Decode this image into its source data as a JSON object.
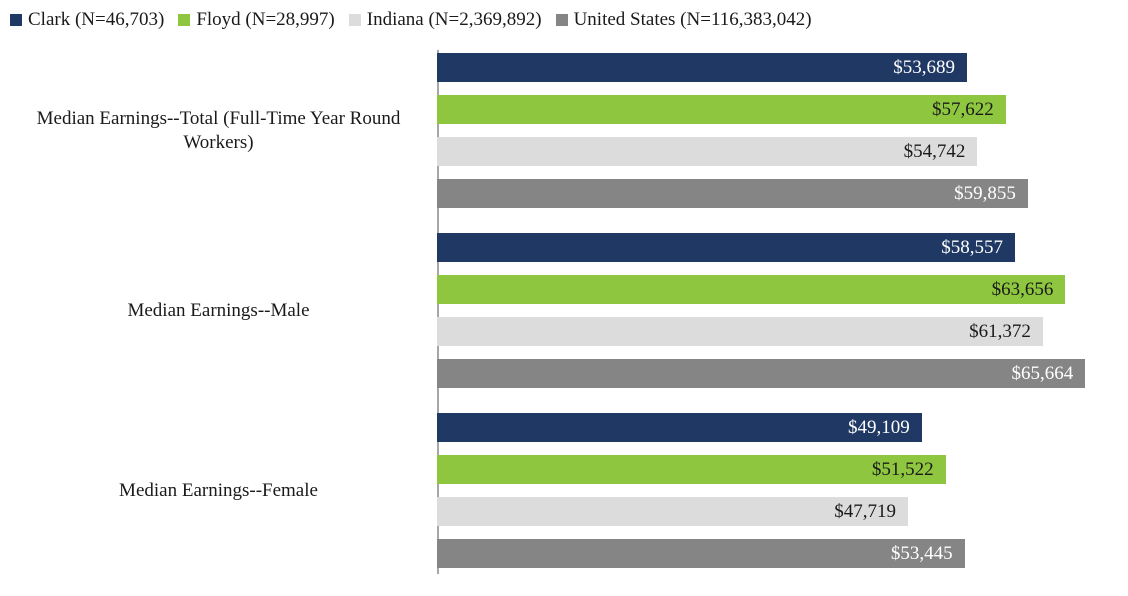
{
  "chart_data": {
    "type": "bar",
    "orientation": "horizontal",
    "title": "",
    "xlabel": "",
    "ylabel": "",
    "xlim": [
      0,
      70000
    ],
    "grid": false,
    "legend_position": "top-left",
    "categories": [
      "Median Earnings--Total (Full-Time Year Round Workers)",
      "Median Earnings--Male",
      "Median Earnings--Female"
    ],
    "series": [
      {
        "name": "Clark (N=46,703)",
        "color": "#1F3864",
        "label_color": "#ffffff",
        "values": [
          53689,
          58557,
          49109
        ],
        "labels": [
          "$53,689",
          "$58,557",
          "$49,109"
        ]
      },
      {
        "name": "Floyd (N=28,997)",
        "color": "#8EC63F",
        "label_color": "#1a1a1a",
        "values": [
          57622,
          63656,
          51522
        ],
        "labels": [
          "$57,622",
          "$63,656",
          "$51,522"
        ]
      },
      {
        "name": "Indiana (N=2,369,892)",
        "color": "#DCDCDC",
        "label_color": "#1a1a1a",
        "values": [
          54742,
          61372,
          47719
        ],
        "labels": [
          "$54,742",
          "$61,372",
          "$47,719"
        ]
      },
      {
        "name": "United States (N=116,383,042)",
        "color": "#858585",
        "label_color": "#ffffff",
        "values": [
          59855,
          65664,
          53445
        ],
        "labels": [
          "$59,855",
          "$65,664",
          "$53,445"
        ]
      }
    ]
  }
}
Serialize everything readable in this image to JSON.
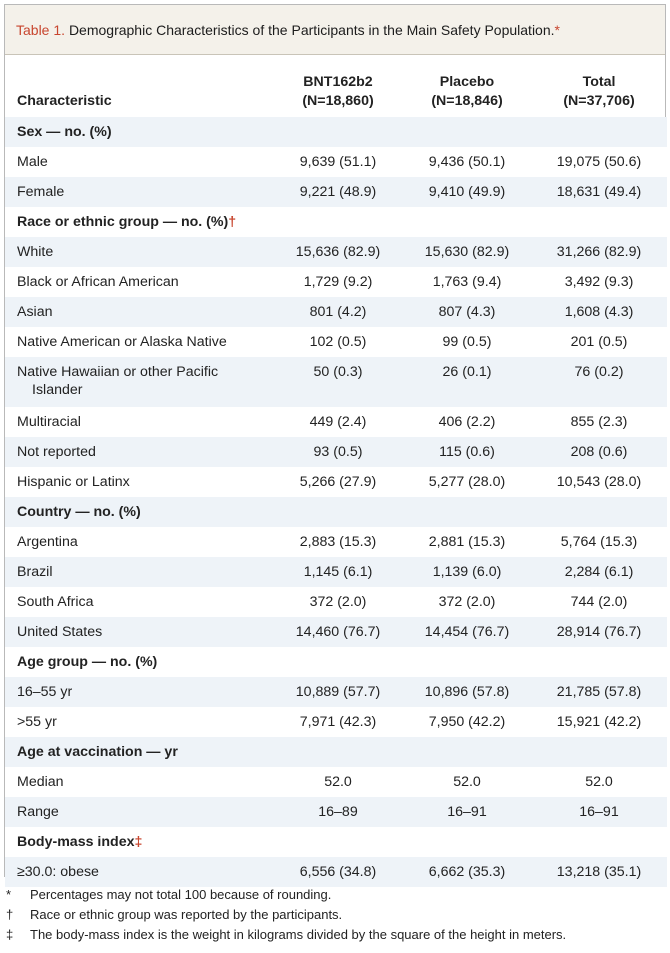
{
  "caption": {
    "label": "Table 1.",
    "title": "Demographic Characteristics of the Participants in the Main Safety Population.",
    "mark": "*"
  },
  "header": {
    "characteristic": "Characteristic",
    "columns": [
      {
        "name": "BNT162b2",
        "n": "(N=18,860)"
      },
      {
        "name": "Placebo",
        "n": "(N=18,846)"
      },
      {
        "name": "Total",
        "n": "(N=37,706)"
      }
    ]
  },
  "rows": [
    {
      "label": "Sex — no. (%)",
      "section": true,
      "mark": ""
    },
    {
      "label": "Male",
      "values": [
        "9,639 (51.1)",
        "9,436 (50.1)",
        "19,075 (50.6)"
      ]
    },
    {
      "label": "Female",
      "values": [
        "9,221 (48.9)",
        "9,410 (49.9)",
        "18,631 (49.4)"
      ]
    },
    {
      "label": "Race or ethnic group — no. (%)",
      "section": true,
      "mark": "†"
    },
    {
      "label": "White",
      "values": [
        "15,636 (82.9)",
        "15,630 (82.9)",
        "31,266 (82.9)"
      ]
    },
    {
      "label": "Black or African American",
      "values": [
        "1,729 (9.2)",
        "1,763 (9.4)",
        "3,492 (9.3)"
      ]
    },
    {
      "label": "Asian",
      "values": [
        "801 (4.2)",
        "807 (4.3)",
        "1,608 (4.3)"
      ]
    },
    {
      "label": "Native American or Alaska Native",
      "values": [
        "102 (0.5)",
        "99 (0.5)",
        "201 (0.5)"
      ]
    },
    {
      "label": "Native Hawaiian or other Pacific",
      "label2": "Islander",
      "values": [
        "50 (0.3)",
        "26 (0.1)",
        "76 (0.2)"
      ]
    },
    {
      "label": "Multiracial",
      "values": [
        "449 (2.4)",
        "406 (2.2)",
        "855 (2.3)"
      ]
    },
    {
      "label": "Not reported",
      "values": [
        "93 (0.5)",
        "115 (0.6)",
        "208 (0.6)"
      ]
    },
    {
      "label": "Hispanic or Latinx",
      "values": [
        "5,266 (27.9)",
        "5,277 (28.0)",
        "10,543 (28.0)"
      ]
    },
    {
      "label": "Country — no. (%)",
      "section": true,
      "mark": ""
    },
    {
      "label": "Argentina",
      "values": [
        "2,883 (15.3)",
        "2,881 (15.3)",
        "5,764 (15.3)"
      ]
    },
    {
      "label": "Brazil",
      "values": [
        "1,145 (6.1)",
        "1,139 (6.0)",
        "2,284 (6.1)"
      ]
    },
    {
      "label": "South Africa",
      "values": [
        "372 (2.0)",
        "372 (2.0)",
        "744 (2.0)"
      ]
    },
    {
      "label": "United States",
      "values": [
        "14,460 (76.7)",
        "14,454 (76.7)",
        "28,914 (76.7)"
      ]
    },
    {
      "label": "Age group — no. (%)",
      "section": true,
      "mark": ""
    },
    {
      "label": "16–55 yr",
      "values": [
        "10,889 (57.7)",
        "10,896 (57.8)",
        "21,785 (57.8)"
      ]
    },
    {
      "label": ">55 yr",
      "values": [
        "7,971 (42.3)",
        "7,950 (42.2)",
        "15,921 (42.2)"
      ]
    },
    {
      "label": "Age at vaccination — yr",
      "section": true,
      "mark": ""
    },
    {
      "label": "Median",
      "values": [
        "52.0",
        "52.0",
        "52.0"
      ]
    },
    {
      "label": "Range",
      "values": [
        "16–89",
        "16–91",
        "16–91"
      ]
    },
    {
      "label": "Body-mass index",
      "section": true,
      "mark": "‡"
    },
    {
      "label": "≥30.0: obese",
      "values": [
        "6,556 (34.8)",
        "6,662 (35.3)",
        "13,218 (35.1)"
      ]
    }
  ],
  "footnotes": [
    {
      "mark": "*",
      "text": "Percentages may not total 100 because of rounding."
    },
    {
      "mark": "†",
      "text": "Race or ethnic group was reported by the participants."
    },
    {
      "mark": "‡",
      "text": "The body-mass index is the weight in kilograms divided by the square of the height in meters."
    }
  ]
}
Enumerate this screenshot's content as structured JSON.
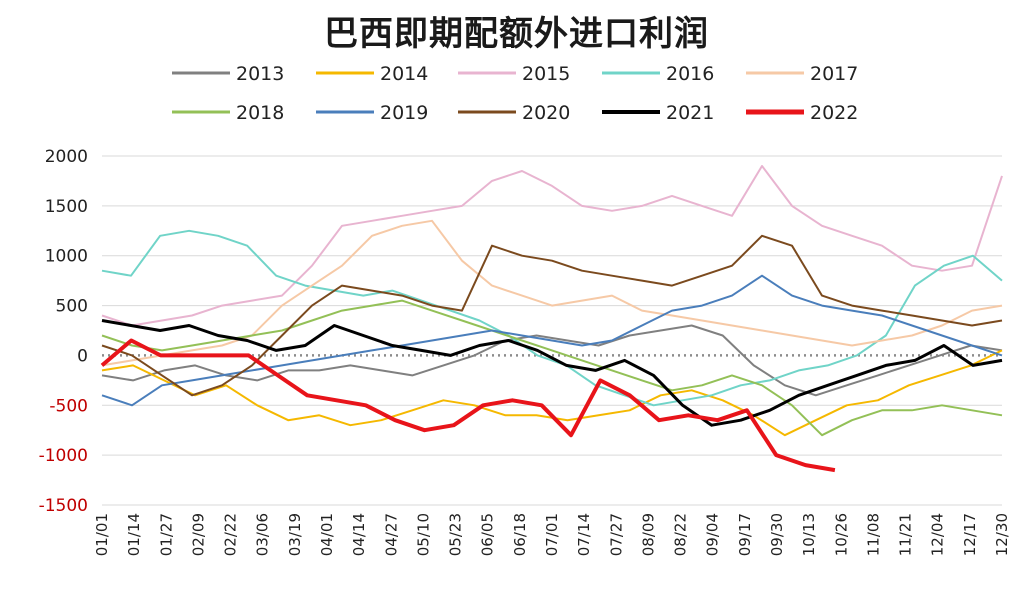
{
  "chart_data": {
    "type": "line",
    "title": "巴西即期配额外进口利润",
    "xlabel": "",
    "ylabel": "",
    "ylim": [
      -1500,
      2000
    ],
    "yticks": [
      2000,
      1500,
      1000,
      500,
      0,
      -500,
      -1000,
      -1500
    ],
    "xticks": [
      "01/01",
      "01/14",
      "01/27",
      "02/09",
      "02/22",
      "03/06",
      "03/19",
      "04/01",
      "04/14",
      "04/27",
      "05/10",
      "05/23",
      "06/05",
      "06/18",
      "07/01",
      "07/14",
      "07/27",
      "08/09",
      "08/22",
      "09/04",
      "09/17",
      "09/30",
      "10/13",
      "10/26",
      "11/08",
      "11/21",
      "12/04",
      "12/17",
      "12/30"
    ],
    "legend_position": "top",
    "grid": "horizontal",
    "zero_line": "dotted",
    "series": [
      {
        "name": "2013",
        "color": "#808080",
        "width": 2,
        "values": [
          -200,
          -250,
          -150,
          -100,
          -200,
          -250,
          -150,
          -150,
          -100,
          -150,
          -200,
          -100,
          0,
          150,
          200,
          150,
          100,
          200,
          250,
          300,
          200,
          -100,
          -300,
          -400,
          -300,
          -200,
          -100,
          0,
          100,
          50
        ]
      },
      {
        "name": "2014",
        "color": "#f5b800",
        "width": 2,
        "values": [
          -150,
          -100,
          -250,
          -400,
          -300,
          -500,
          -650,
          -600,
          -700,
          -650,
          -550,
          -450,
          -500,
          -600,
          -600,
          -650,
          -600,
          -550,
          -400,
          -350,
          -450,
          -600,
          -800,
          -650,
          -500,
          -450,
          -300,
          -200,
          -100,
          50
        ]
      },
      {
        "name": "2015",
        "color": "#e8b4d0",
        "width": 2,
        "values": [
          400,
          300,
          350,
          400,
          500,
          550,
          600,
          900,
          1300,
          1350,
          1400,
          1450,
          1500,
          1750,
          1850,
          1700,
          1500,
          1450,
          1500,
          1600,
          1500,
          1400,
          1900,
          1500,
          1300,
          1200,
          1100,
          900,
          850,
          900,
          1800
        ]
      },
      {
        "name": "2016",
        "color": "#70d4c8",
        "width": 2,
        "values": [
          850,
          800,
          1200,
          1250,
          1200,
          1100,
          800,
          700,
          650,
          600,
          650,
          550,
          450,
          350,
          200,
          0,
          -100,
          -300,
          -400,
          -500,
          -450,
          -400,
          -300,
          -250,
          -150,
          -100,
          0,
          200,
          700,
          900,
          1000,
          750
        ]
      },
      {
        "name": "2017",
        "color": "#f6c9a6",
        "width": 2,
        "values": [
          -100,
          -50,
          0,
          50,
          100,
          200,
          500,
          700,
          900,
          1200,
          1300,
          1350,
          950,
          700,
          600,
          500,
          550,
          600,
          450,
          400,
          350,
          300,
          250,
          200,
          150,
          100,
          150,
          200,
          300,
          450,
          500
        ]
      },
      {
        "name": "2018",
        "color": "#93c057",
        "width": 2,
        "values": [
          200,
          100,
          50,
          100,
          150,
          200,
          250,
          350,
          450,
          500,
          550,
          450,
          350,
          250,
          150,
          50,
          -50,
          -150,
          -250,
          -350,
          -300,
          -200,
          -300,
          -500,
          -800,
          -650,
          -550,
          -550,
          -500,
          -550,
          -600
        ]
      },
      {
        "name": "2019",
        "color": "#4a7ebb",
        "width": 2,
        "values": [
          -400,
          -500,
          -300,
          -250,
          -200,
          -150,
          -100,
          -50,
          0,
          50,
          100,
          150,
          200,
          250,
          200,
          150,
          100,
          150,
          300,
          450,
          500,
          600,
          800,
          600,
          500,
          450,
          400,
          300,
          200,
          100,
          0
        ]
      },
      {
        "name": "2020",
        "color": "#7b4a1e",
        "width": 2,
        "values": [
          100,
          0,
          -200,
          -400,
          -300,
          -100,
          200,
          500,
          700,
          650,
          600,
          500,
          450,
          1100,
          1000,
          950,
          850,
          800,
          750,
          700,
          800,
          900,
          1200,
          1100,
          600,
          500,
          450,
          400,
          350,
          300,
          350
        ]
      },
      {
        "name": "2021",
        "color": "#000000",
        "width": 3,
        "values": [
          350,
          300,
          250,
          300,
          200,
          150,
          50,
          100,
          300,
          200,
          100,
          50,
          0,
          100,
          150,
          50,
          -100,
          -150,
          -50,
          -200,
          -500,
          -700,
          -650,
          -550,
          -400,
          -300,
          -200,
          -100,
          -50,
          100,
          -100,
          -50
        ]
      },
      {
        "name": "2022",
        "color": "#e8141a",
        "width": 4,
        "values": [
          -100,
          150,
          0,
          0,
          0,
          0,
          -200,
          -400,
          -450,
          -500,
          -650,
          -750,
          -700,
          -500,
          -450,
          -500,
          -800,
          -250,
          -400,
          -650,
          -600,
          -650,
          -550,
          -1000,
          -1100,
          -1150
        ]
      }
    ]
  }
}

⁂

__DESCRIPTION OF THE TASK__:
Write out each line of the data that holds the string "United".

__TASK SOLUTION__:
        "name": "United States (N=116,383,042)",
      "label": "United States",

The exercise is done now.